═════ Records for processing

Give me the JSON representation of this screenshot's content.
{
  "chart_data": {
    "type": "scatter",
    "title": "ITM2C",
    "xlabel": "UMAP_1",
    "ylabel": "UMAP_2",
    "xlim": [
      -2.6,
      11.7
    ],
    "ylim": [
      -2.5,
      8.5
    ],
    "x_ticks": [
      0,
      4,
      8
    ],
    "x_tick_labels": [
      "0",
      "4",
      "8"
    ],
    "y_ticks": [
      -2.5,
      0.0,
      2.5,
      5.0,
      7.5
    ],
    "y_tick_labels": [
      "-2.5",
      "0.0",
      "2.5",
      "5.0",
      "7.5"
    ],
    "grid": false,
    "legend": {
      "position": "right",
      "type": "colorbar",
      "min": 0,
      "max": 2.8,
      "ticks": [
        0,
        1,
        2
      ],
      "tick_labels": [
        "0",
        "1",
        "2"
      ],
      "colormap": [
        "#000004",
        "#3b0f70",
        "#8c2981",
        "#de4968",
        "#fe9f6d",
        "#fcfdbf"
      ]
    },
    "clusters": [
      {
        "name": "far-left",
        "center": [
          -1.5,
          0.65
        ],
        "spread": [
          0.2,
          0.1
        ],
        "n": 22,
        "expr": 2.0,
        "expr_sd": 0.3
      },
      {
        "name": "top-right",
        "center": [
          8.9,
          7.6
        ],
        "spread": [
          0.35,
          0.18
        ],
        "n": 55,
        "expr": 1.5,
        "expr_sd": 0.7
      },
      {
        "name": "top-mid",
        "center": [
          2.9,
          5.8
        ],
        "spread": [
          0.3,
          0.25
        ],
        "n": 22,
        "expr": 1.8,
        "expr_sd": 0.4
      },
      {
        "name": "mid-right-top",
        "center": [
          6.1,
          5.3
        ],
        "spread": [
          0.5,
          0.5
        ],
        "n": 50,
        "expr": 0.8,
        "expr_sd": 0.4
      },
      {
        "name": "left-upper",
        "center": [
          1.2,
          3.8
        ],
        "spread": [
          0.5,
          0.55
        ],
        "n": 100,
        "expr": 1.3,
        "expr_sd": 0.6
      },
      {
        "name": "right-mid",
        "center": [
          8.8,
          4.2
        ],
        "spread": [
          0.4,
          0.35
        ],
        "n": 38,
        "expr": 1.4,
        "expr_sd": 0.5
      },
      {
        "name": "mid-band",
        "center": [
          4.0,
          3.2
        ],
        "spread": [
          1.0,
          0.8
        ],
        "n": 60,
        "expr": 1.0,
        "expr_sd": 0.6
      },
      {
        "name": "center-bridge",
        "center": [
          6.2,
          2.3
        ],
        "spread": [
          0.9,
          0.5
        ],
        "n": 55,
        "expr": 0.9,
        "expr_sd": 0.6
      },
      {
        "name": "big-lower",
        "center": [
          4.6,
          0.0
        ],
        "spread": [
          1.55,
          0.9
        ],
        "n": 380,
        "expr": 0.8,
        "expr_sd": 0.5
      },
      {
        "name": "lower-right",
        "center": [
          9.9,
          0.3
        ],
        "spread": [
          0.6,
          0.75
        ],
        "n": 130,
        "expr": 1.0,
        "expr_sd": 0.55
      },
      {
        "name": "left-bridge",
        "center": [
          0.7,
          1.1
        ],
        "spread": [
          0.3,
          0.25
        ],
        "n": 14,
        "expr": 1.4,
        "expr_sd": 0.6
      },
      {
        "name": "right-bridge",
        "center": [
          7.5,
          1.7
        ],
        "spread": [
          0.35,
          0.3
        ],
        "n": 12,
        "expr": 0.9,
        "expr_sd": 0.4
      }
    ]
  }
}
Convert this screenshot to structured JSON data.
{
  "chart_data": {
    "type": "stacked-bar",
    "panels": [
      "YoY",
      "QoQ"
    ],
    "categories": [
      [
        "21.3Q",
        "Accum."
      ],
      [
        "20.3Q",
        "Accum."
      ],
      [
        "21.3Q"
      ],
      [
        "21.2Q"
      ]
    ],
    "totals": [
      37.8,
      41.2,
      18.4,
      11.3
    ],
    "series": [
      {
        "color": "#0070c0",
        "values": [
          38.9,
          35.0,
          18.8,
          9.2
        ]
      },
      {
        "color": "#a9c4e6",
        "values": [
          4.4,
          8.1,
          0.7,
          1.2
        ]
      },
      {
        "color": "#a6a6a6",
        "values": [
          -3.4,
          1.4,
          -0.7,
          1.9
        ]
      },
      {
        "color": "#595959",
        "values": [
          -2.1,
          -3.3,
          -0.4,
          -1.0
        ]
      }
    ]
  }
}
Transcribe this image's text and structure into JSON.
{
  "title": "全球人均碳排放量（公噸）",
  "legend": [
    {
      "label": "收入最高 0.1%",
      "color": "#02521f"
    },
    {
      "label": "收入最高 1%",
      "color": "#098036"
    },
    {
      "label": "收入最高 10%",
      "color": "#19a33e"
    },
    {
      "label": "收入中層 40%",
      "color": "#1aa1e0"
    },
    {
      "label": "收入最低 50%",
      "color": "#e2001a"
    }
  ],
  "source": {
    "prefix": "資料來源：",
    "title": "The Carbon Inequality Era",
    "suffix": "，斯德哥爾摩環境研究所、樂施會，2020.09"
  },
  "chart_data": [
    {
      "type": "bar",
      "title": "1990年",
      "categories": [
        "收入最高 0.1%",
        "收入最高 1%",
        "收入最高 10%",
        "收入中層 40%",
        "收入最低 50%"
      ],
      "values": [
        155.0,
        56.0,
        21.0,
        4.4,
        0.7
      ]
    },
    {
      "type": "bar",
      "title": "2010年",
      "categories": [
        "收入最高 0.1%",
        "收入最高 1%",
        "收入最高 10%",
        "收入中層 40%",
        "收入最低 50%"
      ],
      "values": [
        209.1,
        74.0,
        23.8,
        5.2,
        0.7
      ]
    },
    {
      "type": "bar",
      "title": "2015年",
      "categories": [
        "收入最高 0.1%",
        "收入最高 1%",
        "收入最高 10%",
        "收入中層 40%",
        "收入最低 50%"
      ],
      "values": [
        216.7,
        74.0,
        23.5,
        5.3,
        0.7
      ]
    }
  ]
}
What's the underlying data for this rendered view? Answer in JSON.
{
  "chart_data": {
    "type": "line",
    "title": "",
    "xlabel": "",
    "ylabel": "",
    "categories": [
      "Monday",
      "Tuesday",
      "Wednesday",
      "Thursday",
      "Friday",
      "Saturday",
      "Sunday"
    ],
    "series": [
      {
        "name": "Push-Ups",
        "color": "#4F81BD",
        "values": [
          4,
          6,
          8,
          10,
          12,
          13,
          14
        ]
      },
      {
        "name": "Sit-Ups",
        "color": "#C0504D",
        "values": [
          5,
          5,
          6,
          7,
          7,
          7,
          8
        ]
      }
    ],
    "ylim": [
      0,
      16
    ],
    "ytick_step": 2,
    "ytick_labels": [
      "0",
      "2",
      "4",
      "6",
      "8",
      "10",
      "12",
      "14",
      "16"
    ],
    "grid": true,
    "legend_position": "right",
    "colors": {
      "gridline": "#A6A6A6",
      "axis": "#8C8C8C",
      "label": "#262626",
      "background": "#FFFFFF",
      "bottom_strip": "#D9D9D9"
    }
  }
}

══════════

Of all the lines in the data above, state how many include "this". Say only the number.

4